───── ENTRIES SUPPLIED ─────

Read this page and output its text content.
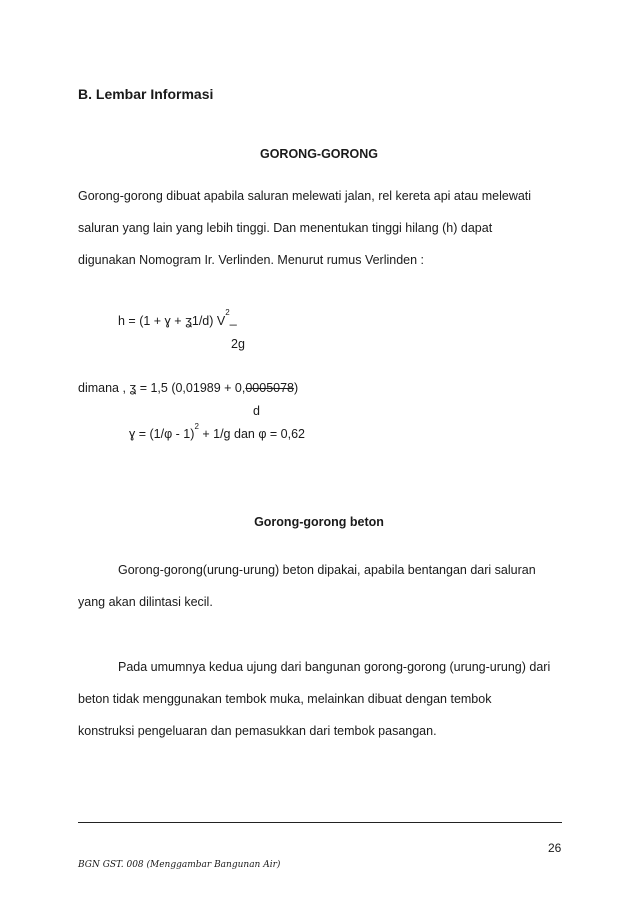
B. Lembar Informasi
GORONG-GORONG

Gorong-gorong dibuat apabila saluran melewati jalan, rel kereta api atau melewati

saluran yang lain yang lebih tinggi. Dan menentukan tinggi hilang (h) dapat

digunakan Nomogram Ir. Verlinden. Menurut rumus Verlinden :

h = (1 + ɣ + ʓ1/d) $V^2\_$
2g
dimana , ʓ = 1,5 (0,01989 + 0,0005078)
d
ɣ = (1/φ - 1)$^2$ + 1/g dan φ = 0,62
Gorong-gorong beton

Gorong-gorong(urung-urung) beton dipakai, apabila bentangan dari saluran

yang akan dilintasi kecil.

Pada umumnya kedua ujung dari bangunan gorong-gorong (urung-urung) dari

beton tidak menggunakan tembok muka, melainkan dibuat dengan tembok

konstruksi pengeluaran dan pemasukkan dari tembok pasangan.

26
BGN GST. 008 (Menggambar Bangunan Air)
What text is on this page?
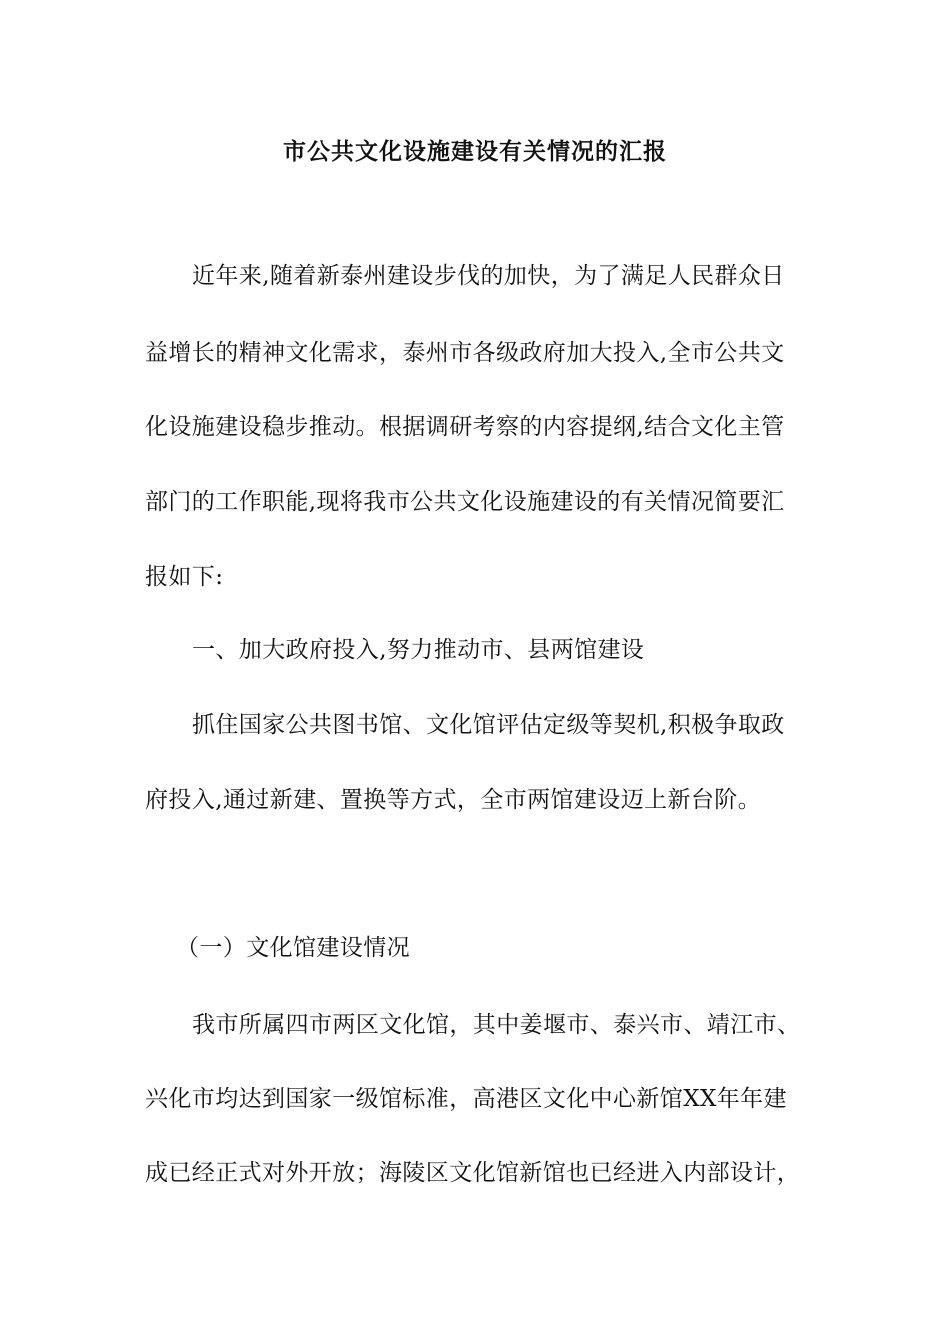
市公共文化设施建设有关情况的汇报
近年来,随着新泰州建设步伐的加快，为了满足人民群众日
益增长的精神文化需求，泰州市各级政府加大投入,全市公共文
化设施建设稳步推动。根据调研考察的内容提纲,结合文化主管
部门的工作职能,现将我市公共文化设施建设的有关情况简要汇
报如下:
一、加大政府投入,努力推动市、县两馆建设
抓住国家公共图书馆、文化馆评估定级等契机,积极争取政
府投入,通过新建、置换等方式，全市两馆建设迈上新台阶。
（一）文化馆建设情况
我市所属四市两区文化馆，其中姜堰市、泰兴市、靖江市、
兴化市均达到国家一级馆标准，高港区文化中心新馆XX年年建
成已经正式对外开放；海陵区文化馆新馆也已经进入内部设计，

─────

• _GIVEN PROBLEM_:
Each line from the one that contains "What text is on this page?" to the end of the listing must be quoted exactly; no other line and no picture belongs in the copy.

• _SOLUTION TO THIS TASK_:
What text is on this page?
市公共文化设施建设有关情况的汇报
近年来,随着新泰州建设步伐的加快，为了满足人民群众日
益增长的精神文化需求，泰州市各级政府加大投入,全市公共文
化设施建设稳步推动。根据调研考察的内容提纲,结合文化主管
部门的工作职能,现将我市公共文化设施建设的有关情况简要汇
报如下:
一、加大政府投入,努力推动市、县两馆建设
抓住国家公共图书馆、文化馆评估定级等契机,积极争取政
府投入,通过新建、置换等方式，全市两馆建设迈上新台阶。
（一）文化馆建设情况
我市所属四市两区文化馆，其中姜堰市、泰兴市、靖江市、
兴化市均达到国家一级馆标准，高港区文化中心新馆XX年年建
成已经正式对外开放；海陵区文化馆新馆也已经进入内部设计，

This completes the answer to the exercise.